──────── DATA FOR PROCESSING

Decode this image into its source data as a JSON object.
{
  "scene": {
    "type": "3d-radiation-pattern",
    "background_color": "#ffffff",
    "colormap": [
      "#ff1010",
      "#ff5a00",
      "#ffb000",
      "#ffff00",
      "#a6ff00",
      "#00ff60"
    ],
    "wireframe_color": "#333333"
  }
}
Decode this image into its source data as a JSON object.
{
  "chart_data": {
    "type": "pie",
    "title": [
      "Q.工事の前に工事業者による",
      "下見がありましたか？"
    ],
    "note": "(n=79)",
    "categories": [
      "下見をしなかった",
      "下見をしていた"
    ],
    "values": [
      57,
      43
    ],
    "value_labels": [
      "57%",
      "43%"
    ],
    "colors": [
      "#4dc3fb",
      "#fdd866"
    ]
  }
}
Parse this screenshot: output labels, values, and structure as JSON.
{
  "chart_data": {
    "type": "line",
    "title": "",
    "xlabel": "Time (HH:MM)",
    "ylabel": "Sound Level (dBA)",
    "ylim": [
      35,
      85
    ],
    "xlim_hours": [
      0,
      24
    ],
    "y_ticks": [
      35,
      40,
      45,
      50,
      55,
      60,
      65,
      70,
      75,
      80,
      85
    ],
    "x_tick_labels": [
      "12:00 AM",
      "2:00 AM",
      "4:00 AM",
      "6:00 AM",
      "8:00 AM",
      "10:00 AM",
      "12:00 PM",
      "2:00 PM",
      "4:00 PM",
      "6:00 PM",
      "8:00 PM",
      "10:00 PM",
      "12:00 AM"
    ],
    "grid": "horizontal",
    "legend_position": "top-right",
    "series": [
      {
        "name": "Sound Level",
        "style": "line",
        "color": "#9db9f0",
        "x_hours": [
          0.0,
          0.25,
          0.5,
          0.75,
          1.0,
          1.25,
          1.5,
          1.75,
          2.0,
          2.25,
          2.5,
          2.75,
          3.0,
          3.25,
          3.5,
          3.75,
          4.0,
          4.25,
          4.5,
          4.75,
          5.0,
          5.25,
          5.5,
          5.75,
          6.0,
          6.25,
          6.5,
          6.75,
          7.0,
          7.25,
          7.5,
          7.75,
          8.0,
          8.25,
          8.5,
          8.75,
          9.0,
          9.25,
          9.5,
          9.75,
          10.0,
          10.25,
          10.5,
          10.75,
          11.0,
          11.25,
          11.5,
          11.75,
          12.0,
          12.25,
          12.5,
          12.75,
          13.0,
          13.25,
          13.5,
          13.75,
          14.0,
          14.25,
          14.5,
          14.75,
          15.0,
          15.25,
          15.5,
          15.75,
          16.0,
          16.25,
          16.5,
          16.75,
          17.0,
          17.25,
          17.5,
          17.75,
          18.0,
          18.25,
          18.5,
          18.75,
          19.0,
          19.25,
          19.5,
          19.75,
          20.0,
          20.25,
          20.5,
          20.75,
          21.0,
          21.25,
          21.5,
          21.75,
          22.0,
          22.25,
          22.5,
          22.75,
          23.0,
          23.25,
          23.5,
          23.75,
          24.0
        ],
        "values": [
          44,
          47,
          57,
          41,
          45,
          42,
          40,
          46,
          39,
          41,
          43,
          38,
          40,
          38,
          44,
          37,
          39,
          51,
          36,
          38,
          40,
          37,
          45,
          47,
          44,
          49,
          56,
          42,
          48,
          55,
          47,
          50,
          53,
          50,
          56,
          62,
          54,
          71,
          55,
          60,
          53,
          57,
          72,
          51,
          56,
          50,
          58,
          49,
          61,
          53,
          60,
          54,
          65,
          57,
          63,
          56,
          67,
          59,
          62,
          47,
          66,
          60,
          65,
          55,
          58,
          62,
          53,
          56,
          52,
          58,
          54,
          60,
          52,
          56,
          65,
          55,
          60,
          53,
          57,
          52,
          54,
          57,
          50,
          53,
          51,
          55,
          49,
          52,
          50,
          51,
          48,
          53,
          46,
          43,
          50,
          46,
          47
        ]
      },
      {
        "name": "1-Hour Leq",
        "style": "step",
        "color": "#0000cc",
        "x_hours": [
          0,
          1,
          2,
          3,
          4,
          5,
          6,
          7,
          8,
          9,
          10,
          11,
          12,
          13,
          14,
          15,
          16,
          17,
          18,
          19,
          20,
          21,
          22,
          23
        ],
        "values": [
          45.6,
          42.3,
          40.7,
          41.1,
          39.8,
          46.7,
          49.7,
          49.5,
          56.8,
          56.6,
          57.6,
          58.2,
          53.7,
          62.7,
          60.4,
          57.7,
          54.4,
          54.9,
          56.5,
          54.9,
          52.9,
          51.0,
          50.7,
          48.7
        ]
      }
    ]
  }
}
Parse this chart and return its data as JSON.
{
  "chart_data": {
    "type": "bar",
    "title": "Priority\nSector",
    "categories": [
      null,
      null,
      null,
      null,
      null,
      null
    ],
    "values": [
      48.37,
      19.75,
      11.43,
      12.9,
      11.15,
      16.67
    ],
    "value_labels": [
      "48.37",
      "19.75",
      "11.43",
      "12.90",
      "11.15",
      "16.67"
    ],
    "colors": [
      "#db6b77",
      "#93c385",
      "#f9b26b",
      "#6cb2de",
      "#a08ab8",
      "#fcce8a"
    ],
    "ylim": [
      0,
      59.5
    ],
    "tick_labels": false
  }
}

────────────────

• **EXERCISE**: Tally how many lines of the material contain the word "Sound". The answer must be the number and nothing else.

• **SOLUTION**: 2